-- begin --
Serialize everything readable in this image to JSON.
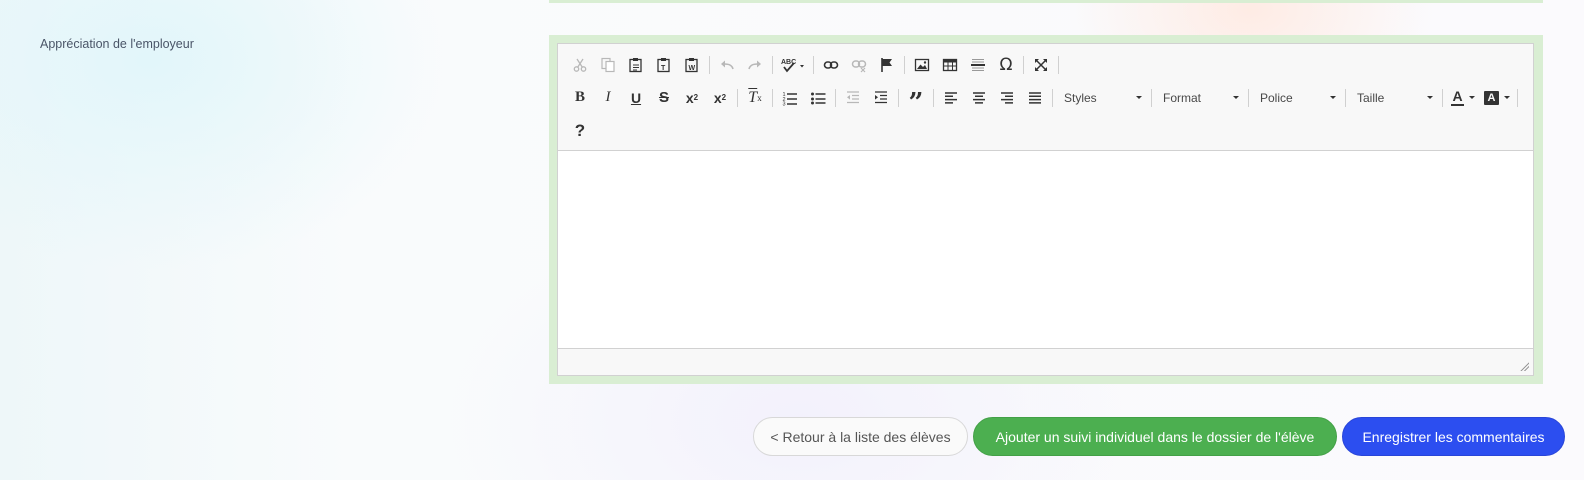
{
  "field": {
    "label": "Appréciation de l'employeur"
  },
  "editor": {
    "toolbar_row1": [
      {
        "icon": "cut-icon",
        "glyph": "✂",
        "disabled": true
      },
      {
        "icon": "copy-icon",
        "glyph": "⧉",
        "disabled": true
      },
      {
        "icon": "paste-icon",
        "glyph": "📋",
        "disabled": false
      },
      {
        "icon": "paste-text-icon",
        "glyph": "📋",
        "disabled": false
      },
      {
        "icon": "paste-word-icon",
        "glyph": "📋",
        "disabled": false
      },
      {
        "icon": "undo-icon",
        "glyph": "↶",
        "disabled": true
      },
      {
        "icon": "redo-icon",
        "glyph": "↷",
        "disabled": true
      },
      {
        "icon": "spellcheck-icon",
        "glyph": "ABC",
        "disabled": false
      },
      {
        "icon": "link-icon",
        "glyph": "🔗",
        "disabled": false
      },
      {
        "icon": "unlink-icon",
        "glyph": "⛓",
        "disabled": true
      },
      {
        "icon": "anchor-flag-icon",
        "glyph": "⚑",
        "disabled": false
      },
      {
        "icon": "image-icon",
        "glyph": "🖼",
        "disabled": false
      },
      {
        "icon": "table-icon",
        "glyph": "▦",
        "disabled": false
      },
      {
        "icon": "horizontal-line-icon",
        "glyph": "☰",
        "disabled": false
      },
      {
        "icon": "special-char-icon",
        "glyph": "Ω",
        "disabled": false
      },
      {
        "icon": "maximize-icon",
        "glyph": "⤢",
        "disabled": false
      }
    ],
    "toolbar_row2": {
      "bold": "B",
      "italic": "I",
      "underline": "U",
      "strike": "S",
      "subscript": "x₂",
      "superscript": "x²",
      "remove_format": "Tx",
      "numbered_list": "⒈",
      "bulleted_list": "•≡",
      "outdent": "⇤",
      "indent": "⇥",
      "blockquote": "❞",
      "align_left": "≡",
      "align_center": "≡",
      "align_right": "≡",
      "justify": "≡",
      "styles_label": "Styles",
      "format_label": "Format",
      "font_label": "Police",
      "size_label": "Taille",
      "text_color": "A",
      "bg_color": "A"
    },
    "toolbar_row3": {
      "help": "?"
    }
  },
  "actions": {
    "back_label": "< Retour à la liste des élèves",
    "add_label": "Ajouter un suivi individuel dans le dossier de l'élève",
    "save_label": "Enregistrer les commentaires"
  },
  "colors": {
    "frame_green": "#d9eed3",
    "add_button": "#4caf50",
    "save_button": "#2c4ef0"
  }
}
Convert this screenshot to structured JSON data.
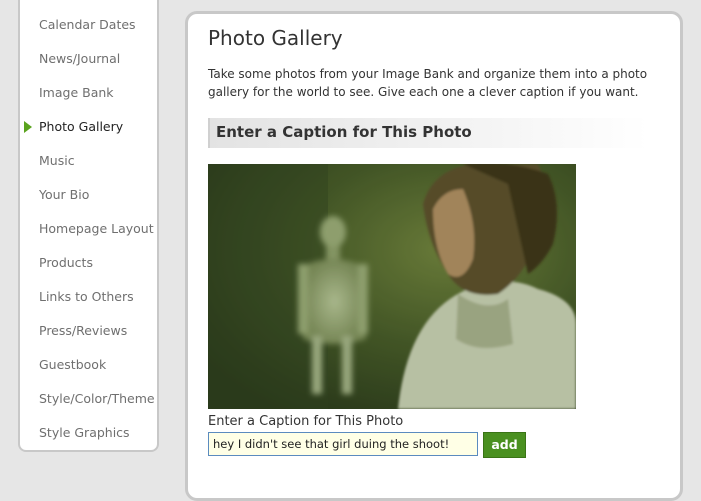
{
  "sidebar": {
    "items": [
      {
        "label": "Calendar Dates"
      },
      {
        "label": "News/Journal"
      },
      {
        "label": "Image Bank"
      },
      {
        "label": "Photo Gallery"
      },
      {
        "label": "Music"
      },
      {
        "label": "Your Bio"
      },
      {
        "label": "Homepage Layout"
      },
      {
        "label": "Products"
      },
      {
        "label": "Links to Others"
      },
      {
        "label": "Press/Reviews"
      },
      {
        "label": "Guestbook"
      },
      {
        "label": "Style/Color/Theme"
      },
      {
        "label": "Style Graphics"
      }
    ],
    "active_index": 3,
    "active_icon": "triangle-right-icon"
  },
  "main": {
    "title": "Photo Gallery",
    "description": "Take some photos from your Image Bank and organize them into a photo gallery for the world to see. Give each one a clever caption if you want.",
    "section_header": "Enter a Caption for This Photo",
    "caption_label": "Enter a Caption for This Photo",
    "caption_value": "hey I didn't see that girl duing the shoot!",
    "add_label": "add"
  },
  "colors": {
    "accent_green": "#4a9020",
    "input_background": "#ffffe6",
    "page_background": "#e6e6e6"
  }
}
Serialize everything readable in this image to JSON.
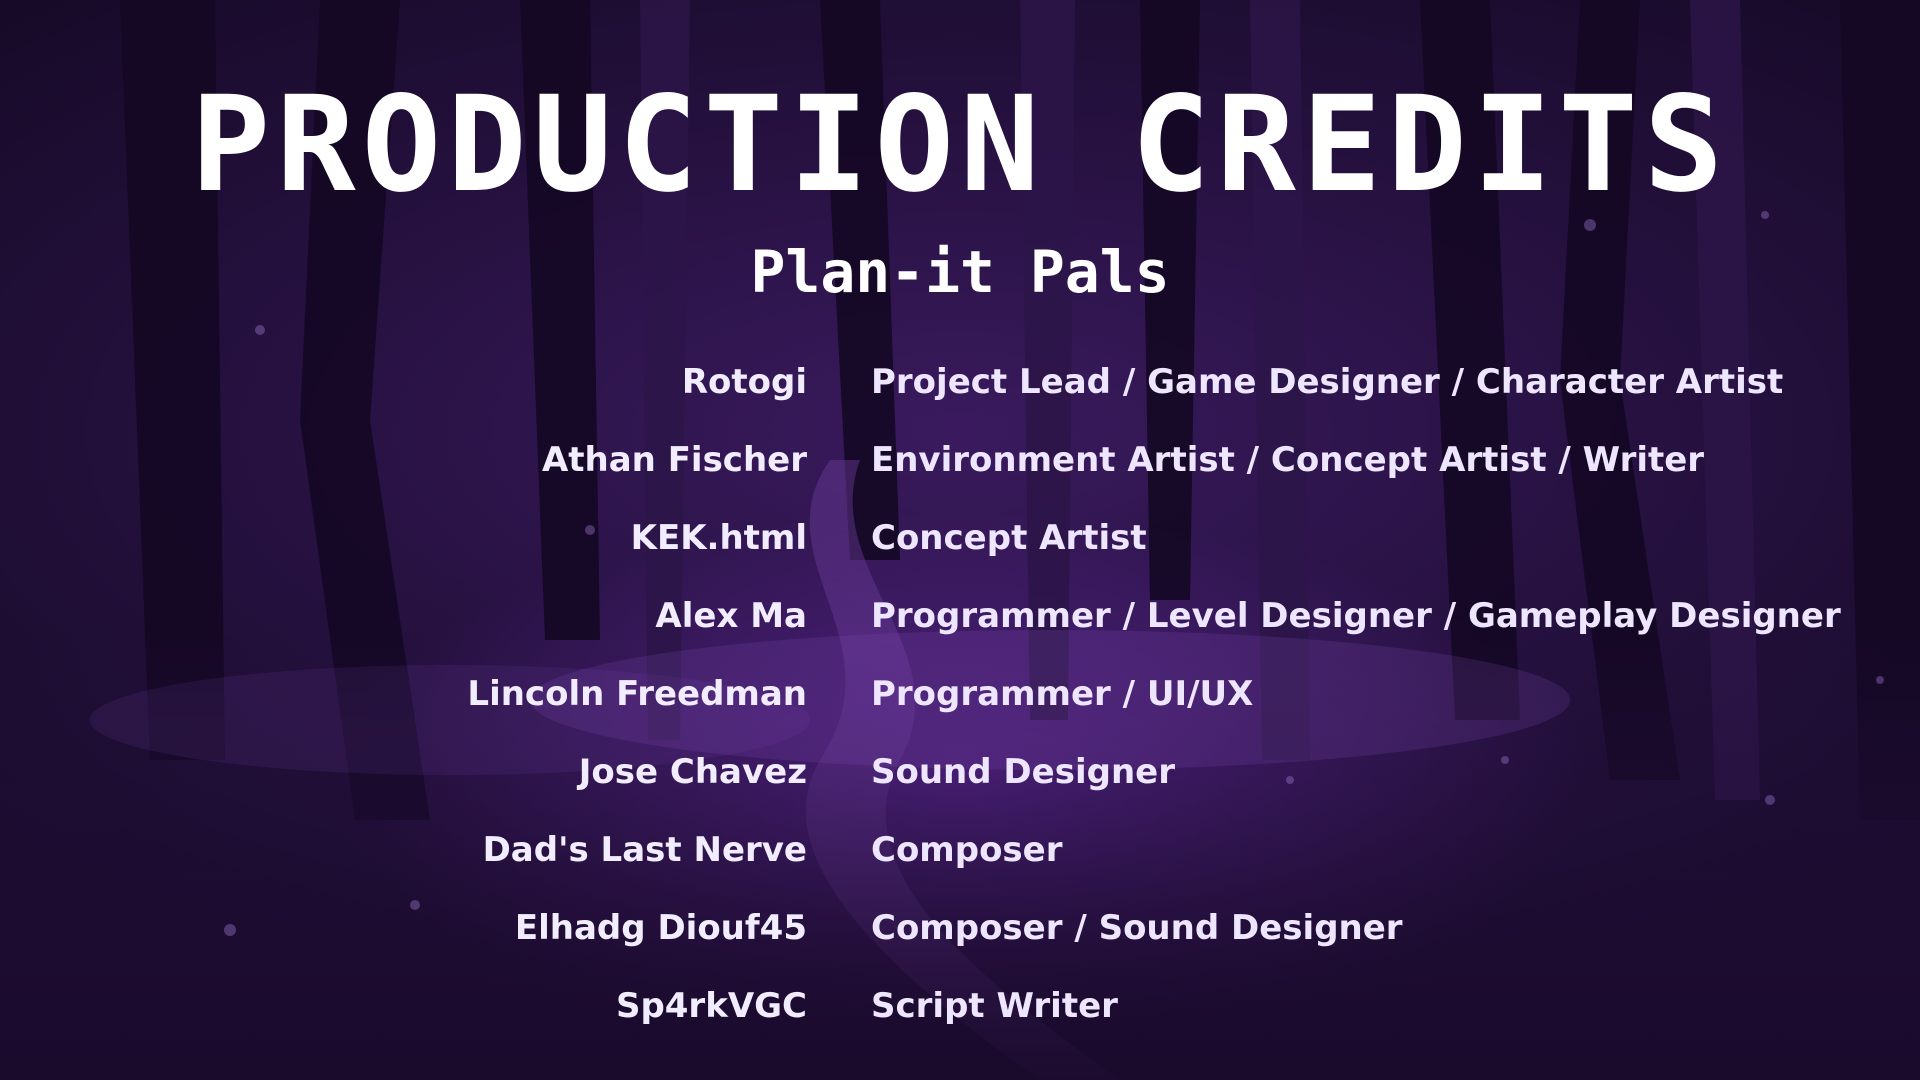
{
  "screen": {
    "title": "PRODUCTION CREDITS",
    "subtitle": "Plan-it Pals"
  },
  "credits": [
    {
      "name": "Rotogi",
      "role": "Project Lead / Game Designer / Character Artist"
    },
    {
      "name": "Athan Fischer",
      "role": "Environment Artist / Concept Artist / Writer"
    },
    {
      "name": "KEK.html",
      "role": "Concept Artist"
    },
    {
      "name": "Alex Ma",
      "role": "Programmer / Level Designer / Gameplay Designer"
    },
    {
      "name": "Lincoln Freedman",
      "role": "Programmer / UI/UX"
    },
    {
      "name": "Jose Chavez",
      "role": "Sound Designer"
    },
    {
      "name": "Dad's Last Nerve",
      "role": "Composer"
    },
    {
      "name": "Elhadg Diouf45",
      "role": "Composer / Sound Designer"
    },
    {
      "name": "Sp4rkVGC",
      "role": "Script Writer"
    }
  ],
  "colors": {
    "background": "#24103d",
    "text": "#ffffff",
    "glow": "#7832be"
  }
}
-- end --
▸ **Given instruction**
Restate each entry word for word, please, but drop any images it holds.

▸ **The output**
Serialize everything readable in this image to JSON.
{
  "field": {
    "label": "Appréciation de l'employeur"
  },
  "editor": {
    "toolbar_row1": [
      {
        "icon": "cut-icon",
        "glyph": "✂",
        "disabled": true
      },
      {
        "icon": "copy-icon",
        "glyph": "⧉",
        "disabled": true
      },
      {
        "icon": "paste-icon",
        "glyph": "📋",
        "disabled": false
      },
      {
        "icon": "paste-text-icon",
        "glyph": "📋",
        "disabled": false
      },
      {
        "icon": "paste-word-icon",
        "glyph": "📋",
        "disabled": false
      },
      {
        "icon": "undo-icon",
        "glyph": "↶",
        "disabled": true
      },
      {
        "icon": "redo-icon",
        "glyph": "↷",
        "disabled": true
      },
      {
        "icon": "spellcheck-icon",
        "glyph": "ABC",
        "disabled": false
      },
      {
        "icon": "link-icon",
        "glyph": "🔗",
        "disabled": false
      },
      {
        "icon": "unlink-icon",
        "glyph": "⛓",
        "disabled": true
      },
      {
        "icon": "anchor-flag-icon",
        "glyph": "⚑",
        "disabled": false
      },
      {
        "icon": "image-icon",
        "glyph": "🖼",
        "disabled": false
      },
      {
        "icon": "table-icon",
        "glyph": "▦",
        "disabled": false
      },
      {
        "icon": "horizontal-line-icon",
        "glyph": "☰",
        "disabled": false
      },
      {
        "icon": "special-char-icon",
        "glyph": "Ω",
        "disabled": false
      },
      {
        "icon": "maximize-icon",
        "glyph": "⤢",
        "disabled": false
      }
    ],
    "toolbar_row2": {
      "bold": "B",
      "italic": "I",
      "underline": "U",
      "strike": "S",
      "subscript": "x₂",
      "superscript": "x²",
      "remove_format": "Tx",
      "numbered_list": "⒈",
      "bulleted_list": "•≡",
      "outdent": "⇤",
      "indent": "⇥",
      "blockquote": "❞",
      "align_left": "≡",
      "align_center": "≡",
      "align_right": "≡",
      "justify": "≡",
      "styles_label": "Styles",
      "format_label": "Format",
      "font_label": "Police",
      "size_label": "Taille",
      "text_color": "A",
      "bg_color": "A"
    },
    "toolbar_row3": {
      "help": "?"
    }
  },
  "actions": {
    "back_label": "< Retour à la liste des élèves",
    "add_label": "Ajouter un suivi individuel dans le dossier de l'élève",
    "save_label": "Enregistrer les commentaires"
  },
  "colors": {
    "frame_green": "#d9eed3",
    "add_button": "#4caf50",
    "save_button": "#2c4ef0"
  }
}
Convert this screenshot to structured JSON data.
{
  "sidebar": {
    "items": [
      {
        "label": "Calendar Dates"
      },
      {
        "label": "News/Journal"
      },
      {
        "label": "Image Bank"
      },
      {
        "label": "Photo Gallery"
      },
      {
        "label": "Music"
      },
      {
        "label": "Your Bio"
      },
      {
        "label": "Homepage Layout"
      },
      {
        "label": "Products"
      },
      {
        "label": "Links to Others"
      },
      {
        "label": "Press/Reviews"
      },
      {
        "label": "Guestbook"
      },
      {
        "label": "Style/Color/Theme"
      },
      {
        "label": "Style Graphics"
      }
    ],
    "active_index": 3,
    "active_icon": "triangle-right-icon"
  },
  "main": {
    "title": "Photo Gallery",
    "description": "Take some photos from your Image Bank and organize them into a photo gallery for the world to see. Give each one a clever caption if you want.",
    "section_header": "Enter a Caption for This Photo",
    "caption_label": "Enter a Caption for This Photo",
    "caption_value": "hey I didn't see that girl duing the shoot!",
    "add_label": "add"
  },
  "colors": {
    "accent_green": "#4a9020",
    "input_background": "#ffffe6",
    "page_background": "#e6e6e6"
  }
}
Serialize everything readable in this image to JSON.
{
  "screen": {
    "title": "PRODUCTION CREDITS",
    "subtitle": "Plan-it Pals"
  },
  "credits": [
    {
      "name": "Rotogi",
      "role": "Project Lead / Game Designer / Character Artist"
    },
    {
      "name": "Athan Fischer",
      "role": "Environment Artist / Concept Artist / Writer"
    },
    {
      "name": "KEK.html",
      "role": "Concept Artist"
    },
    {
      "name": "Alex Ma",
      "role": "Programmer / Level Designer / Gameplay Designer"
    },
    {
      "name": "Lincoln Freedman",
      "role": "Programmer / UI/UX"
    },
    {
      "name": "Jose Chavez",
      "role": "Sound Designer"
    },
    {
      "name": "Dad's Last Nerve",
      "role": "Composer"
    },
    {
      "name": "Elhadg Diouf45",
      "role": "Composer / Sound Designer"
    },
    {
      "name": "Sp4rkVGC",
      "role": "Script Writer"
    }
  ],
  "colors": {
    "background": "#24103d",
    "text": "#ffffff",
    "glow": "#7832be"
  }
}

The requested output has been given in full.